Dataset excerpt
■ ■ ■ ■

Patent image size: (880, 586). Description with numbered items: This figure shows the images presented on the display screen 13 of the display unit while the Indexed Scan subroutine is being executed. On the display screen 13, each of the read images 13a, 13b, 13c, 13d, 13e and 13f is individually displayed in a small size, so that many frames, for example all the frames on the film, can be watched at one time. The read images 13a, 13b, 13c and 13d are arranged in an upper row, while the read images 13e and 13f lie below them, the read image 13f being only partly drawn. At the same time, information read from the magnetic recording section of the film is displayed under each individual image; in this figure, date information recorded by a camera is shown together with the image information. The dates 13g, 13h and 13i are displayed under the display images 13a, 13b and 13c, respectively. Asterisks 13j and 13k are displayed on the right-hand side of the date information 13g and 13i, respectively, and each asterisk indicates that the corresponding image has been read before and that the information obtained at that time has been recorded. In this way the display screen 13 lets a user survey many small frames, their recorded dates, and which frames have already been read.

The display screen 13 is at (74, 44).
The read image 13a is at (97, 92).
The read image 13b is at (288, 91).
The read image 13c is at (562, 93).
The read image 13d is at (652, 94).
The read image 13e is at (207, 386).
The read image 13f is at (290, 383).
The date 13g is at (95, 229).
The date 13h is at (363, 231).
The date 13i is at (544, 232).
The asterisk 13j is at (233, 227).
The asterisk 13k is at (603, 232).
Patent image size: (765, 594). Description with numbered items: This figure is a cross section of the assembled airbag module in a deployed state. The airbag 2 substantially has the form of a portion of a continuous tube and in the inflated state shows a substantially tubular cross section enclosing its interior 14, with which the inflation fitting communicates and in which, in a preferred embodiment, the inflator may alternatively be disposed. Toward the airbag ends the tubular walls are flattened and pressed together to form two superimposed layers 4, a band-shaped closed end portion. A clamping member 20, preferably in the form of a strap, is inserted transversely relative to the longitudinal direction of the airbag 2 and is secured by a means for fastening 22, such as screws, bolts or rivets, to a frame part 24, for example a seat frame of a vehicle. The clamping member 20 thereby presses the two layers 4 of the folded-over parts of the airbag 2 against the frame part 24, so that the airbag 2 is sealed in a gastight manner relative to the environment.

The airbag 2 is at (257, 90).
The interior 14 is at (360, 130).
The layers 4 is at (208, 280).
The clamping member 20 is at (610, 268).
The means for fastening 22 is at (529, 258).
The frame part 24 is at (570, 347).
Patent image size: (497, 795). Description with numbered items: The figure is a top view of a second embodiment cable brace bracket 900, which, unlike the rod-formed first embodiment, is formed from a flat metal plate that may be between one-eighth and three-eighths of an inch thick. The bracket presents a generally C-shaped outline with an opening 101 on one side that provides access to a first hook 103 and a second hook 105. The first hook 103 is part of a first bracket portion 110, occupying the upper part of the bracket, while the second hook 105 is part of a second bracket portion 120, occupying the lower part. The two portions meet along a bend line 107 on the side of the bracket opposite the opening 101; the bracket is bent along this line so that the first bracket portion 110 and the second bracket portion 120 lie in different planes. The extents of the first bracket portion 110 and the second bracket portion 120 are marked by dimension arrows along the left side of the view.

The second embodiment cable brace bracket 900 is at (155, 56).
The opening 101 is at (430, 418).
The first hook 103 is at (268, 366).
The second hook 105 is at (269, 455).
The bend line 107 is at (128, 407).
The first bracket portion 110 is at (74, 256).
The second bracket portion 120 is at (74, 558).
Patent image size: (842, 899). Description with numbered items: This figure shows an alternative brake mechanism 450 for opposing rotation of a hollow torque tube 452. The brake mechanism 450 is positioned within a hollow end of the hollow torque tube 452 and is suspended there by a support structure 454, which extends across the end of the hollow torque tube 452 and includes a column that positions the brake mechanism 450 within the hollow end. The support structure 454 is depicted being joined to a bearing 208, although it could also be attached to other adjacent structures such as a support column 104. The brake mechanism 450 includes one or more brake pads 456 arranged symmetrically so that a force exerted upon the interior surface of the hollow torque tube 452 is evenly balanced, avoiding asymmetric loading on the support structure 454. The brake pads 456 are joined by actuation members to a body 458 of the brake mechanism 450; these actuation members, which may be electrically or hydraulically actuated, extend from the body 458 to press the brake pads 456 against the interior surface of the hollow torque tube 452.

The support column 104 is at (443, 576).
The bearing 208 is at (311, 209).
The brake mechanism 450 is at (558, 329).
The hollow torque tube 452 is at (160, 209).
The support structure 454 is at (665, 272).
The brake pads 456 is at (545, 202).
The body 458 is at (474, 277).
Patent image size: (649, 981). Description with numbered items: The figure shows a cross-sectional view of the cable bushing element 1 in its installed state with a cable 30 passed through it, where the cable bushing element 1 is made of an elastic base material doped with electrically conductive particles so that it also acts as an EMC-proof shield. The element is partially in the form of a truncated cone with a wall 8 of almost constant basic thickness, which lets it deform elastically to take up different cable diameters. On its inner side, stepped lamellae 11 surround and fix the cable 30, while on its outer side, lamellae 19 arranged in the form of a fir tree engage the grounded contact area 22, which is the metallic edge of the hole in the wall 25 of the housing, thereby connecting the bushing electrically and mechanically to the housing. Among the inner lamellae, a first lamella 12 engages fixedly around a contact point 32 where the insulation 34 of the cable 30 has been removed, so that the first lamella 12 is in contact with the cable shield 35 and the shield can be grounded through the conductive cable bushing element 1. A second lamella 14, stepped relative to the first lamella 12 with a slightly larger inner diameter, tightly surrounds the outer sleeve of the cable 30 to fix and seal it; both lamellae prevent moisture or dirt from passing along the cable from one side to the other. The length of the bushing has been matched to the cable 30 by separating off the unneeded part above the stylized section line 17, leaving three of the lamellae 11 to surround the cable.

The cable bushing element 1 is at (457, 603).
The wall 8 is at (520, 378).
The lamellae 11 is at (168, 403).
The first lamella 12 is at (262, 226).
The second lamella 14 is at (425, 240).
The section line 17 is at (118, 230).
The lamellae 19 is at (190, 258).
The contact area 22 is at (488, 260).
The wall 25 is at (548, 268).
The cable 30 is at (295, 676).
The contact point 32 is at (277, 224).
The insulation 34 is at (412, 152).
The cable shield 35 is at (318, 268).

■ ■ ■ ■

Rewrite every line of the material above as a JSON array of strings, one string per line, and omit the blank lines.

## Task answer
[
  "Patent image size: (880, 586). Description with numbered items: This figure shows the images presented on the display screen 13 of the display unit while the Indexed Scan subroutine is being executed. On the display screen 13, each of the read images 13a, 13b, 13c, 13d, 13e and 13f is individually displayed in a small size, so that many frames, for example all the frames on the film, can be watched at one time. The read images 13a, 13b, 13c and 13d are arranged in an upper row, while the read images 13e and 13f lie below them, the read image 13f being only partly drawn. At the same time, information read from the magnetic recording section of the film is displayed under each individual image; in this figure, date information recorded by a camera is shown together with the image information. The dates 13g, 13h and 13i are displayed under the display images 13a, 13b and 13c, respectively. Asterisks 13j and 13k are displayed on the right-hand side of the date information 13g and 13i, respectively, and each asterisk indicates that the corresponding image has been read before and that the information obtained at that time has been recorded. In this way the display screen 13 lets a user survey many small frames, their recorded dates, and which frames have already been read.",
  "The display screen 13 is at (74, 44).",
  "The read image 13a is at (97, 92).",
  "The read image 13b is at (288, 91).",
  "The read image 13c is at (562, 93).",
  "The read image 13d is at (652, 94).",
  "The read image 13e is at (207, 386).",
  "The read image 13f is at (290, 383).",
  "The date 13g is at (95, 229).",
  "The date 13h is at (363, 231).",
  "The date 13i is at (544, 232).",
  "The asterisk 13j is at (233, 227).",
  "The asterisk 13k is at (603, 232).",
  "Patent image size: (765, 594). Description with numbered items: This figure is a cross section of the assembled airbag module in a deployed state. The airbag 2 substantially has the form of a portion of a continuous tube and in the inflated state shows a substantially tubular cross section enclosing its interior 14, with which the inflation fitting communicates and in which, in a preferred embodiment, the inflator may alternatively be disposed. Toward the airbag ends the tubular walls are flattened and pressed together to form two superimposed layers 4, a band-shaped closed end portion. A clamping member 20, preferably in the form of a strap, is inserted transversely relative to the longitudinal direction of the airbag 2 and is secured by a means for fastening 22, such as screws, bolts or rivets, to a frame part 24, for example a seat frame of a vehicle. The clamping member 20 thereby presses the two layers 4 of the folded-over parts of the airbag 2 against the frame part 24, so that the airbag 2 is sealed in a gastight manner relative to the environment.",
  "The airbag 2 is at (257, 90).",
  "The interior 14 is at (360, 130).",
  "The layers 4 is at (208, 280).",
  "The clamping member 20 is at (610, 268).",
  "The means for fastening 22 is at (529, 258).",
  "The frame part 24 is at (570, 347).",
  "Patent image size: (497, 795). Description with numbered items: The figure is a top view of a second embodiment cable brace bracket 900, which, unlike the rod-formed first embodiment, is formed from a flat metal plate that may be between one-eighth and three-eighths of an inch thick. The bracket presents a generally C-shaped outline with an opening 101 on one side that provides access to a first hook 103 and a second hook 105. The first hook 103 is part of a first bracket portion 110, occupying the upper part of the bracket, while the second hook 105 is part of a second bracket portion 120, occupying the lower part. The two portions meet along a bend line 107 on the side of the bracket opposite the opening 101; the bracket is bent along this line so that the first bracket portion 110 and the second bracket portion 120 lie in different planes. The extents of the first bracket portion 110 and the second bracket portion 120 are marked by dimension arrows along the left side of the view.",
  "The second embodiment cable brace bracket 900 is at (155, 56).",
  "The opening 101 is at (430, 418).",
  "The first hook 103 is at (268, 366).",
  "The second hook 105 is at (269, 455).",
  "The bend line 107 is at (128, 407).",
  "The first bracket portion 110 is at (74, 256).",
  "The second bracket portion 120 is at (74, 558).",
  "Patent image size: (842, 899). Description with numbered items: This figure shows an alternative brake mechanism 450 for opposing rotation of a hollow torque tube 452. The brake mechanism 450 is positioned within a hollow end of the hollow torque tube 452 and is suspended there by a support structure 454, which extends across the end of the hollow torque tube 452 and includes a column that positions the brake mechanism 450 within the hollow end. The support structure 454 is depicted being joined to a bearing 208, although it could also be attached to other adjacent structures such as a support column 104. The brake mechanism 450 includes one or more brake pads 456 arranged symmetrically so that a force exerted upon the interior surface of the hollow torque tube 452 is evenly balanced, avoiding asymmetric loading on the support structure 454. The brake pads 456 are joined by actuation members to a body 458 of the brake mechanism 450; these actuation members, which may be electrically or hydraulically actuated, extend from the body 458 to press the brake pads 456 against the interior surface of the hollow torque tube 452.",
  "The support column 104 is at (443, 576).",
  "The bearing 208 is at (311, 209).",
  "The brake mechanism 450 is at (558, 329).",
  "The hollow torque tube 452 is at (160, 209).",
  "The support structure 454 is at (665, 272).",
  "The brake pads 456 is at (545, 202).",
  "The body 458 is at (474, 277).",
  "Patent image size: (649, 981). Description with numbered items: The figure shows a cross-sectional view of the cable bushing element 1 in its installed state with a cable 30 passed through it, where the cable bushing element 1 is made of an elastic base material doped with electrically conductive particles so that it also acts as an EMC-proof shield. The element is partially in the form of a truncated cone with a wall 8 of almost constant basic thickness, which lets it deform elastically to take up different cable diameters. On its inner side, stepped lamellae 11 surround and fix the cable 30, while on its outer side, lamellae 19 arranged in the form of a fir tree engage the grounded contact area 22, which is the metallic edge of the hole in the wall 25 of the housing, thereby connecting the bushing electrically and mechanically to the housing. Among the inner lamellae, a first lamella 12 engages fixedly around a contact point 32 where the insulation 34 of the cable 30 has been removed, so that the first lamella 12 is in contact with the cable shield 35 and the shield can be grounded through the conductive cable bushing element 1. A second lamella 14, stepped relative to the first lamella 12 with a slightly larger inner diameter, tightly surrounds the outer sleeve of the cable 30 to fix and seal it; both lamellae prevent moisture or dirt from passing along the cable from one side to the other. The length of the bushing has been matched to the cable 30 by separating off the unneeded part above the stylized section line 17, leaving three of the lamellae 11 to surround the cable.",
  "The cable bushing element 1 is at (457, 603).",
  "The wall 8 is at (520, 378).",
  "The lamellae 11 is at (168, 403).",
  "The first lamella 12 is at (262, 226).",
  "The second lamella 14 is at (425, 240).",
  "The section line 17 is at (118, 230).",
  "The lamellae 19 is at (190, 258).",
  "The contact area 22 is at (488, 260).",
  "The wall 25 is at (548, 268).",
  "The cable 30 is at (295, 676).",
  "The contact point 32 is at (277, 224).",
  "The insulation 34 is at (412, 152).",
  "The cable shield 35 is at (318, 268)."
]